# [Exercise aim]
From the entries below, gather each line containing the word "Advent".

******

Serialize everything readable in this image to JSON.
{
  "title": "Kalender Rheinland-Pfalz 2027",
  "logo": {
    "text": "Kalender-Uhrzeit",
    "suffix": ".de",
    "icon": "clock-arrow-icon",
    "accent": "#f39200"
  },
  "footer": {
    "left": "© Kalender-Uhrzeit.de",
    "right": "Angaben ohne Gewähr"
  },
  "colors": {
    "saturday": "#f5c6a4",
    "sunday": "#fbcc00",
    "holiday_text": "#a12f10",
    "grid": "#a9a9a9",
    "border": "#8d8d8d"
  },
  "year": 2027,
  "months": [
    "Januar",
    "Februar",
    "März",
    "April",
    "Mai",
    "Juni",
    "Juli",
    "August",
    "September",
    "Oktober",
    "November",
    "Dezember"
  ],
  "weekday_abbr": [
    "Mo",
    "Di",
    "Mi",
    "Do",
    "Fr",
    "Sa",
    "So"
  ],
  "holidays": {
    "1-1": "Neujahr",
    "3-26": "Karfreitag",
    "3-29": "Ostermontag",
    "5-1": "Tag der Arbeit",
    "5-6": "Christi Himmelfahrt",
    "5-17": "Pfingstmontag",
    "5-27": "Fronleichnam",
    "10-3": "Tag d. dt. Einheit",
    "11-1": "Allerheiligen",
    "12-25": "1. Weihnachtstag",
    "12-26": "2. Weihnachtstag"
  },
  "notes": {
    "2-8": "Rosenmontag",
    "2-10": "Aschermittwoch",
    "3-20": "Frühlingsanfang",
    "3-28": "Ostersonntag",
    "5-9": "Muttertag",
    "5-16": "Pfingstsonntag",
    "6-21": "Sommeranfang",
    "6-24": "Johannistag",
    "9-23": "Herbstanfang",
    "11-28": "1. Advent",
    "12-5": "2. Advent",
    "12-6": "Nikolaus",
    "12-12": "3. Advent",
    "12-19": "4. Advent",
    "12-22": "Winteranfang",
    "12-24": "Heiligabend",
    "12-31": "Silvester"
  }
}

******

# [Worked solution]
    "11-28": "1. Advent",
    "12-5": "2. Advent",
    "12-12": "3. Advent",
    "12-19": "4. Advent",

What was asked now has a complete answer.